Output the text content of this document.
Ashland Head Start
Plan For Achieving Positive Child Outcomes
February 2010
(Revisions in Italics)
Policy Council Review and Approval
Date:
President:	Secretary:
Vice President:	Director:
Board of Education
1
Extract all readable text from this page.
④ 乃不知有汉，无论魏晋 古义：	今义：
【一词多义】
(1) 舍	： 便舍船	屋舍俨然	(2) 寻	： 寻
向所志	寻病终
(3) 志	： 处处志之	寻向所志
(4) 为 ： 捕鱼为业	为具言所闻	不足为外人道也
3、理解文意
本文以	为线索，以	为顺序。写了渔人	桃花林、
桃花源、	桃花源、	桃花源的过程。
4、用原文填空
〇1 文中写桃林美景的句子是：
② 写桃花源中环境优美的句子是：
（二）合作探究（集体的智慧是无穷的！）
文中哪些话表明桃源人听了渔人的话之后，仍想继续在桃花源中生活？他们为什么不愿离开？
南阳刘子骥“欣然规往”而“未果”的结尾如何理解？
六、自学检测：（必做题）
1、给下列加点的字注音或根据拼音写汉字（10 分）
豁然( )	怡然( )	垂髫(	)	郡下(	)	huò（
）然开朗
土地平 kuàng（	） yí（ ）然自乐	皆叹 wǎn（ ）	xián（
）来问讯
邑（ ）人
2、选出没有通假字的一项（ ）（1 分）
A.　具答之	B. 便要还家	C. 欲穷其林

_ _ _

● TO BE DONE: Restate the data above word for word, please.

● THE COMPLETED TASK:
Output the text content of this document.
Ashland Head Start
Plan For Achieving Positive Child Outcomes
February 2010
(Revisions in Italics)
Policy Council Review and Approval
Date:
President:	Secretary:
Vice President:	Director:
Board of Education
1
Extract all readable text from this page.
④ 乃不知有汉，无论魏晋 古义：	今义：
【一词多义】
(1) 舍	： 便舍船	屋舍俨然	(2) 寻	： 寻
向所志	寻病终
(3) 志	： 处处志之	寻向所志
(4) 为 ： 捕鱼为业	为具言所闻	不足为外人道也
3、理解文意
本文以	为线索，以	为顺序。写了渔人	桃花林、
桃花源、	桃花源、	桃花源的过程。
4、用原文填空
〇1 文中写桃林美景的句子是：
② 写桃花源中环境优美的句子是：
（二）合作探究（集体的智慧是无穷的！）
文中哪些话表明桃源人听了渔人的话之后，仍想继续在桃花源中生活？他们为什么不愿离开？
南阳刘子骥“欣然规往”而“未果”的结尾如何理解？
六、自学检测：（必做题）
1、给下列加点的字注音或根据拼音写汉字（10 分）
豁然( )	怡然( )	垂髫(	)	郡下(	)	huò（
）然开朗
土地平 kuàng（	） yí（ ）然自乐	皆叹 wǎn（ ）	xián（
）来问讯
邑（ ）人
2、选出没有通假字的一项（ ）（1 分）
A.　具答之	B. 便要还家	C. 欲穷其林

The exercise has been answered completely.